### JOB
Copy out the listing exactly.

>> BEGIN

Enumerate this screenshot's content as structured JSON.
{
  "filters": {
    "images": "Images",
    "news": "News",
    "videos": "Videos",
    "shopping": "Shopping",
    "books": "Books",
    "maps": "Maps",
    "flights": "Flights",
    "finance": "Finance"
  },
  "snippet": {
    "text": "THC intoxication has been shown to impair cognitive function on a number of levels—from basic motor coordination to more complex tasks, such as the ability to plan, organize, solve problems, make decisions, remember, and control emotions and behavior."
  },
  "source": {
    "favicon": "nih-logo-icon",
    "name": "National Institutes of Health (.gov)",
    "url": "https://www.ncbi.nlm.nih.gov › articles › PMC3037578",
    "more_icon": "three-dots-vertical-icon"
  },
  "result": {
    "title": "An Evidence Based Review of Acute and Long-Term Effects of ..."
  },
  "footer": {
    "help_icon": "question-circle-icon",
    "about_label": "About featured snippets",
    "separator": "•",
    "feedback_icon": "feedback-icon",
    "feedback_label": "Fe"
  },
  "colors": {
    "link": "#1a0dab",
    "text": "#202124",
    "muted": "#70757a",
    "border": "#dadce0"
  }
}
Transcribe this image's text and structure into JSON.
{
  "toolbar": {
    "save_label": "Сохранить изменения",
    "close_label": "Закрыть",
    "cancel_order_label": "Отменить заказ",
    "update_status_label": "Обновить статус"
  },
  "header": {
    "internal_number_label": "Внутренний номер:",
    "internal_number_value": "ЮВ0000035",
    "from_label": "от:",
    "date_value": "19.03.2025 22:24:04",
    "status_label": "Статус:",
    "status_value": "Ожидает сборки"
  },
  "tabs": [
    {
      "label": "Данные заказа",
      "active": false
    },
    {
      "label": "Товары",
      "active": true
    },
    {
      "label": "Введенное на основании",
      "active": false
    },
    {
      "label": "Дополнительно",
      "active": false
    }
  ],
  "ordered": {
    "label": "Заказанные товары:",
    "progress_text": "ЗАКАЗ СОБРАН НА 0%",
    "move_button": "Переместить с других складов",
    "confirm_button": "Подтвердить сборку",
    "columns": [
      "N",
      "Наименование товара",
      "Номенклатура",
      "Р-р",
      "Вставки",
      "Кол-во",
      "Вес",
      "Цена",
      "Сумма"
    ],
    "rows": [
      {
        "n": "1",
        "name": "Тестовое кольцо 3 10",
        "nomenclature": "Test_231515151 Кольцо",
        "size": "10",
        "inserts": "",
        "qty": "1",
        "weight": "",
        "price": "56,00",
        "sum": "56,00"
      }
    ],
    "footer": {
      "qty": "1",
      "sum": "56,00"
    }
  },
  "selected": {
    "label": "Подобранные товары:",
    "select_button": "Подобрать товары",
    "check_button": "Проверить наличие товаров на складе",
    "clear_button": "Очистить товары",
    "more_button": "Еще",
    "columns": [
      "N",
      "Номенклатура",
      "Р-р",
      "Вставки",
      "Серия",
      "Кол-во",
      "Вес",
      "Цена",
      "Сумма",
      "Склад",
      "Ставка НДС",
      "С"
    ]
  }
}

>> END

### RESPONSE TO THE EXERCISE
Enumerate this screenshot's content as structured JSON.
{
  "filters": {
    "images": "Images",
    "news": "News",
    "videos": "Videos",
    "shopping": "Shopping",
    "books": "Books",
    "maps": "Maps",
    "flights": "Flights",
    "finance": "Finance"
  },
  "snippet": {
    "text": "THC intoxication has been shown to impair cognitive function on a number of levels—from basic motor coordination to more complex tasks, such as the ability to plan, organize, solve problems, make decisions, remember, and control emotions and behavior."
  },
  "source": {
    "favicon": "nih-logo-icon",
    "name": "National Institutes of Health (.gov)",
    "url": "https://www.ncbi.nlm.nih.gov › articles › PMC3037578",
    "more_icon": "three-dots-vertical-icon"
  },
  "result": {
    "title": "An Evidence Based Review of Acute and Long-Term Effects of ..."
  },
  "footer": {
    "help_icon": "question-circle-icon",
    "about_label": "About featured snippets",
    "separator": "•",
    "feedback_icon": "feedback-icon",
    "feedback_label": "Fe"
  },
  "colors": {
    "link": "#1a0dab",
    "text": "#202124",
    "muted": "#70757a",
    "border": "#dadce0"
  }
}
Transcribe this image's text and structure into JSON.
{
  "toolbar": {
    "save_label": "Сохранить изменения",
    "close_label": "Закрыть",
    "cancel_order_label": "Отменить заказ",
    "update_status_label": "Обновить статус"
  },
  "header": {
    "internal_number_label": "Внутренний номер:",
    "internal_number_value": "ЮВ0000035",
    "from_label": "от:",
    "date_value": "19.03.2025 22:24:04",
    "status_label": "Статус:",
    "status_value": "Ожидает сборки"
  },
  "tabs": [
    {
      "label": "Данные заказа",
      "active": false
    },
    {
      "label": "Товары",
      "active": true
    },
    {
      "label": "Введенное на основании",
      "active": false
    },
    {
      "label": "Дополнительно",
      "active": false
    }
  ],
  "ordered": {
    "label": "Заказанные товары:",
    "progress_text": "ЗАКАЗ СОБРАН НА 0%",
    "move_button": "Переместить с других складов",
    "confirm_button": "Подтвердить сборку",
    "columns": [
      "N",
      "Наименование товара",
      "Номенклатура",
      "Р-р",
      "Вставки",
      "Кол-во",
      "Вес",
      "Цена",
      "Сумма"
    ],
    "rows": [
      {
        "n": "1",
        "name": "Тестовое кольцо 3 10",
        "nomenclature": "Test_231515151 Кольцо",
        "size": "10",
        "inserts": "",
        "qty": "1",
        "weight": "",
        "price": "56,00",
        "sum": "56,00"
      }
    ],
    "footer": {
      "qty": "1",
      "sum": "56,00"
    }
  },
  "selected": {
    "label": "Подобранные товары:",
    "select_button": "Подобрать товары",
    "check_button": "Проверить наличие товаров на складе",
    "clear_button": "Очистить товары",
    "more_button": "Еще",
    "columns": [
      "N",
      "Номенклатура",
      "Р-р",
      "Вставки",
      "Серия",
      "Кол-во",
      "Вес",
      "Цена",
      "Сумма",
      "Склад",
      "Ставка НДС",
      "С"
    ]
  }
}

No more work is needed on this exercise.